◆ Problem statement ◆
Copy out the records precisely, omitting pictures.
-- start --
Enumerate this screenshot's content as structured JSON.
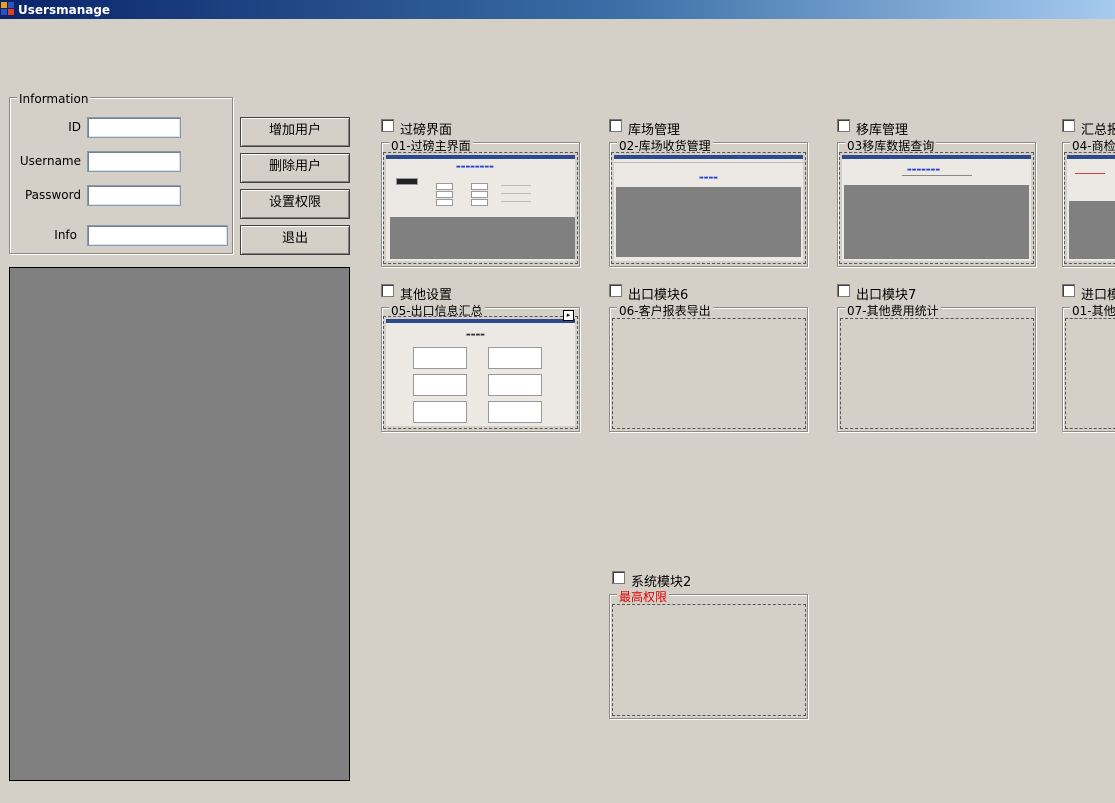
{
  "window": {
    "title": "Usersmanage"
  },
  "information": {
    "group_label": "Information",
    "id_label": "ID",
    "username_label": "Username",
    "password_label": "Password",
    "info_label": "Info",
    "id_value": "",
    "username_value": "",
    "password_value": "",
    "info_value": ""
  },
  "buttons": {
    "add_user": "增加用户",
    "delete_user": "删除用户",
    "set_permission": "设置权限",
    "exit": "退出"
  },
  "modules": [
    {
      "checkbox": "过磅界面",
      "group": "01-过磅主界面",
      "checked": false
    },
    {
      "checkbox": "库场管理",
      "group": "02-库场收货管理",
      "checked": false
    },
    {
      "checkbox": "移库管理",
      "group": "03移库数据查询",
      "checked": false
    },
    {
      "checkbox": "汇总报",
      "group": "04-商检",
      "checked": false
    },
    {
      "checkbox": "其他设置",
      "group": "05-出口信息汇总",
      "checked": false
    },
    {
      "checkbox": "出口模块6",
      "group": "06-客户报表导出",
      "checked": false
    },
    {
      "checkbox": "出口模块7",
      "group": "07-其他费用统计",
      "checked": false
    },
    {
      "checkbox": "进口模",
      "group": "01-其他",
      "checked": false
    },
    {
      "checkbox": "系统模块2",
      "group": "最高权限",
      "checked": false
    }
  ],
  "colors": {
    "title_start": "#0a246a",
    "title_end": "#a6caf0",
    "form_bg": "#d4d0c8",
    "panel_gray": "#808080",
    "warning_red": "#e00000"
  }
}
-- end --
◆ Final answer ◆
Enumerate this screenshot's content as structured JSON.
{
  "window": {
    "title": "Usersmanage"
  },
  "information": {
    "group_label": "Information",
    "id_label": "ID",
    "username_label": "Username",
    "password_label": "Password",
    "info_label": "Info",
    "id_value": "",
    "username_value": "",
    "password_value": "",
    "info_value": ""
  },
  "buttons": {
    "add_user": "增加用户",
    "delete_user": "删除用户",
    "set_permission": "设置权限",
    "exit": "退出"
  },
  "modules": [
    {
      "checkbox": "过磅界面",
      "group": "01-过磅主界面",
      "checked": false
    },
    {
      "checkbox": "库场管理",
      "group": "02-库场收货管理",
      "checked": false
    },
    {
      "checkbox": "移库管理",
      "group": "03移库数据查询",
      "checked": false
    },
    {
      "checkbox": "汇总报",
      "group": "04-商检",
      "checked": false
    },
    {
      "checkbox": "其他设置",
      "group": "05-出口信息汇总",
      "checked": false
    },
    {
      "checkbox": "出口模块6",
      "group": "06-客户报表导出",
      "checked": false
    },
    {
      "checkbox": "出口模块7",
      "group": "07-其他费用统计",
      "checked": false
    },
    {
      "checkbox": "进口模",
      "group": "01-其他",
      "checked": false
    },
    {
      "checkbox": "系统模块2",
      "group": "最高权限",
      "checked": false
    }
  ],
  "colors": {
    "title_start": "#0a246a",
    "title_end": "#a6caf0",
    "form_bg": "#d4d0c8",
    "panel_gray": "#808080",
    "warning_red": "#e00000"
  }
}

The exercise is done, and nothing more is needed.